- **Problem description**: Exactly how many lines have the word "可能被终止股票挂牌暨停牌进展的风险提示公告"? Answer with the bare number.

- **Supplied data**:
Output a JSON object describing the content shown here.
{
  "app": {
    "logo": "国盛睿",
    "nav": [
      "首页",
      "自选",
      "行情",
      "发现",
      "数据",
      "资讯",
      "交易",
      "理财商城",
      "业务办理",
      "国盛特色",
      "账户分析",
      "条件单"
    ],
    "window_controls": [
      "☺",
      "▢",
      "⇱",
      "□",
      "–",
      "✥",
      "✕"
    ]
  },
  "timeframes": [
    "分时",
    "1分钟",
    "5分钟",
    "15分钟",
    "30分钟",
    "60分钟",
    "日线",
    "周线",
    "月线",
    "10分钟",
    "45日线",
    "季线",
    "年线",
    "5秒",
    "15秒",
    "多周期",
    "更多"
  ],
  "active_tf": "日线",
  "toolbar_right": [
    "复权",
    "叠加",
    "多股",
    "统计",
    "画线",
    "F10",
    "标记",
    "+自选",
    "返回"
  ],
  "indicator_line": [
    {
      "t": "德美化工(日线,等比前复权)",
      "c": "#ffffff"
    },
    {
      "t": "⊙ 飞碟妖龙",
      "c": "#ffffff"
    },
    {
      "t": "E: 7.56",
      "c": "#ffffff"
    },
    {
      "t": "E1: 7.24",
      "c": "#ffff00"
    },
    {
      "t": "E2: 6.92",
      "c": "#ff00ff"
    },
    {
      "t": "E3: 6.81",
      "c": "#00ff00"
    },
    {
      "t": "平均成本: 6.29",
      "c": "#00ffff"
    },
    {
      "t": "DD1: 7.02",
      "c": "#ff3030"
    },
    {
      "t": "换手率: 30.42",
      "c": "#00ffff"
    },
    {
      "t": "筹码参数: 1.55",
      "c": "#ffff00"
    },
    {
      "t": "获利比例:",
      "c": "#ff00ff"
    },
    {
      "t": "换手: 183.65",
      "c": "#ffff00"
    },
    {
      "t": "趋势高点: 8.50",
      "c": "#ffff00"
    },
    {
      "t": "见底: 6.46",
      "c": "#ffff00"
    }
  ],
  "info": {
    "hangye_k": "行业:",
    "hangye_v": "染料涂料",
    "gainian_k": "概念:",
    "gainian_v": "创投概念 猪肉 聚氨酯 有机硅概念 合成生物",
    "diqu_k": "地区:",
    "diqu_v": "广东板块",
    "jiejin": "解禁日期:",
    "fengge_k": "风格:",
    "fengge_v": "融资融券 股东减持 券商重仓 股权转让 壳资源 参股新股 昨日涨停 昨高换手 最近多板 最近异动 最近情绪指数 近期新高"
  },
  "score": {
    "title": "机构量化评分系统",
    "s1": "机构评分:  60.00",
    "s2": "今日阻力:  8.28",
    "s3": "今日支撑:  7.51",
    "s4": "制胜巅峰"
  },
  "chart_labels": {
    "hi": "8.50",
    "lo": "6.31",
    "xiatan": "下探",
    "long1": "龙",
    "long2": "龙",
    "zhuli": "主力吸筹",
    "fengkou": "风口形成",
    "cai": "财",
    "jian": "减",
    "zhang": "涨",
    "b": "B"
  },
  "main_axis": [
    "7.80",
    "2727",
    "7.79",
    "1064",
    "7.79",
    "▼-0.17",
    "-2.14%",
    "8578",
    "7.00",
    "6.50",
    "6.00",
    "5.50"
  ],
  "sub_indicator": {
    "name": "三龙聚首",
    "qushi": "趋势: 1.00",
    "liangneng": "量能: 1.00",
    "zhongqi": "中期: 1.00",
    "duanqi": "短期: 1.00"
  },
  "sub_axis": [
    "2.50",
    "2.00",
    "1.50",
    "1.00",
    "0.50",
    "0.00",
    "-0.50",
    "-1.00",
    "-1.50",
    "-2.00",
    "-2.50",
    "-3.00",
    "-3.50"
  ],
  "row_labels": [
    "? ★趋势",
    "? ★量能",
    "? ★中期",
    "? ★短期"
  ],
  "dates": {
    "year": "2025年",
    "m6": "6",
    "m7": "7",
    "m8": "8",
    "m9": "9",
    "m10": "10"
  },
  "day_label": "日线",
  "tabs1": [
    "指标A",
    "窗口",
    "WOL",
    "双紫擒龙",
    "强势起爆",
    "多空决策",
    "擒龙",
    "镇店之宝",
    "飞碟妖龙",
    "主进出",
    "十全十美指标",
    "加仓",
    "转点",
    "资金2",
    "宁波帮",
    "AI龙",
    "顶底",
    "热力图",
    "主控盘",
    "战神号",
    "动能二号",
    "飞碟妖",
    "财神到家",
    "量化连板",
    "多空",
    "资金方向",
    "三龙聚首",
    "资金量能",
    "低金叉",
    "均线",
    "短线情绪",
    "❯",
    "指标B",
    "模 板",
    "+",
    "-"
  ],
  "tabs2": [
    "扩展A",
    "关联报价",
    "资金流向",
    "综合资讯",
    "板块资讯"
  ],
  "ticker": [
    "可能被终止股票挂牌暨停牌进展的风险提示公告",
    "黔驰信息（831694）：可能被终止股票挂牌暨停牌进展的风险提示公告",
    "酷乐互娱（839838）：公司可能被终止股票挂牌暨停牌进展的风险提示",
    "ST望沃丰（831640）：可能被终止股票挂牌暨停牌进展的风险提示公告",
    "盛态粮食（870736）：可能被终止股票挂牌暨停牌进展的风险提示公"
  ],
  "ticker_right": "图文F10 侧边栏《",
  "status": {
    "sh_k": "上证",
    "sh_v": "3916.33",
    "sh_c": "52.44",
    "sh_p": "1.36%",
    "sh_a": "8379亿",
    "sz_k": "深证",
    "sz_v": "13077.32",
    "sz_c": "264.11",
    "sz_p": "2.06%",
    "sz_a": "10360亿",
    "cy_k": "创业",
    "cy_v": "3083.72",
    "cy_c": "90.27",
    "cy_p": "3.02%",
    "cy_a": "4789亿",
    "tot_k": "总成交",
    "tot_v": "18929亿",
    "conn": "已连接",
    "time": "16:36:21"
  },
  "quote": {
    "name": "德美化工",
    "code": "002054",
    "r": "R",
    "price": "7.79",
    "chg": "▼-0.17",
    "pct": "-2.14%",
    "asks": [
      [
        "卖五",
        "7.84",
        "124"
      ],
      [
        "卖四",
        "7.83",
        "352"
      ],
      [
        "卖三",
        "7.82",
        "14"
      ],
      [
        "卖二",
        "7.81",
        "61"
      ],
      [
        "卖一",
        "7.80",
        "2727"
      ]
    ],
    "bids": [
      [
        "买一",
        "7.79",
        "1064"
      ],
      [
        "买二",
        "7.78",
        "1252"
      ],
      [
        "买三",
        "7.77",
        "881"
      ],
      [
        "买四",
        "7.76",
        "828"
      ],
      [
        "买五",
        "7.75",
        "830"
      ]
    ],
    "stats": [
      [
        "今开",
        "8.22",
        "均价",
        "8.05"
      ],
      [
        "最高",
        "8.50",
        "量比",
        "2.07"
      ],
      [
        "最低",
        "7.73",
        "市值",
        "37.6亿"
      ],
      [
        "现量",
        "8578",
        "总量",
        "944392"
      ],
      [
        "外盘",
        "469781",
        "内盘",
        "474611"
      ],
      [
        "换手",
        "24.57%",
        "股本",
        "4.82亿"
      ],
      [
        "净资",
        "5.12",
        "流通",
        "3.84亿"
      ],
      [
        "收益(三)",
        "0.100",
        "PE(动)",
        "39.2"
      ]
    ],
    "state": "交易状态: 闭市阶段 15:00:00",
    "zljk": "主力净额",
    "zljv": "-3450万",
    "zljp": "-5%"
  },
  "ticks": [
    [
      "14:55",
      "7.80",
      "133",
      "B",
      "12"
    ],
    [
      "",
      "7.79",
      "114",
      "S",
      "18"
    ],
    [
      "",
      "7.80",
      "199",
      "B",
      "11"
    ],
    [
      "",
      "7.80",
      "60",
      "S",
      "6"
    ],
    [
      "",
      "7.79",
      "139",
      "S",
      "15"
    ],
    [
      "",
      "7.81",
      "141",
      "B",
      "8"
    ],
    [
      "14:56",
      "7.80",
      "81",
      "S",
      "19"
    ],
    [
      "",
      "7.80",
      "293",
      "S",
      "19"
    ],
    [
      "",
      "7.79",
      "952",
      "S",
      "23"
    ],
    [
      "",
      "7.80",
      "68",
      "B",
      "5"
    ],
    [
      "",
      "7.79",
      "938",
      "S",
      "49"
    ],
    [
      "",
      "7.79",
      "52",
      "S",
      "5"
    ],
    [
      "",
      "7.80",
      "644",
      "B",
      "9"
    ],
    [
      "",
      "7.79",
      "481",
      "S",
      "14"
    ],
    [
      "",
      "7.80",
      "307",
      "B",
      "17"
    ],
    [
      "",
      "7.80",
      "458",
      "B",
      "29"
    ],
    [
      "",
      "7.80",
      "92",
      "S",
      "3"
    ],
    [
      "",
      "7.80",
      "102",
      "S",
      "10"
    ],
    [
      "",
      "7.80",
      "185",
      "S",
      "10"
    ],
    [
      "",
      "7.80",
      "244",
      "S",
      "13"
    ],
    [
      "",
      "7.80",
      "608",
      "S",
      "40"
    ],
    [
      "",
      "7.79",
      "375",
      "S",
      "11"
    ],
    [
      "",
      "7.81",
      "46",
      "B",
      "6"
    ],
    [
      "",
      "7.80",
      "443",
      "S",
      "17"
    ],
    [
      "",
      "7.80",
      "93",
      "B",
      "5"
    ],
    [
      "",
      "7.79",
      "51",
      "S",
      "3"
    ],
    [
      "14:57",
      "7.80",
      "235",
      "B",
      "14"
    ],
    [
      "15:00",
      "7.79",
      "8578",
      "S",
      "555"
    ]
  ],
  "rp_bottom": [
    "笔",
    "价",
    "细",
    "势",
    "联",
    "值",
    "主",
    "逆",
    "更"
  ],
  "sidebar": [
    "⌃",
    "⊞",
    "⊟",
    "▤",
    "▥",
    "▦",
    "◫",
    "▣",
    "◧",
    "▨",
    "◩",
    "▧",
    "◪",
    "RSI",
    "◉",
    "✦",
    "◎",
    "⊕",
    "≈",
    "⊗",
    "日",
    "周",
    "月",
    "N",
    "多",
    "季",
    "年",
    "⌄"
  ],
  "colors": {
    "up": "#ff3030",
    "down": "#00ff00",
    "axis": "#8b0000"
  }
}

- **Output**: 3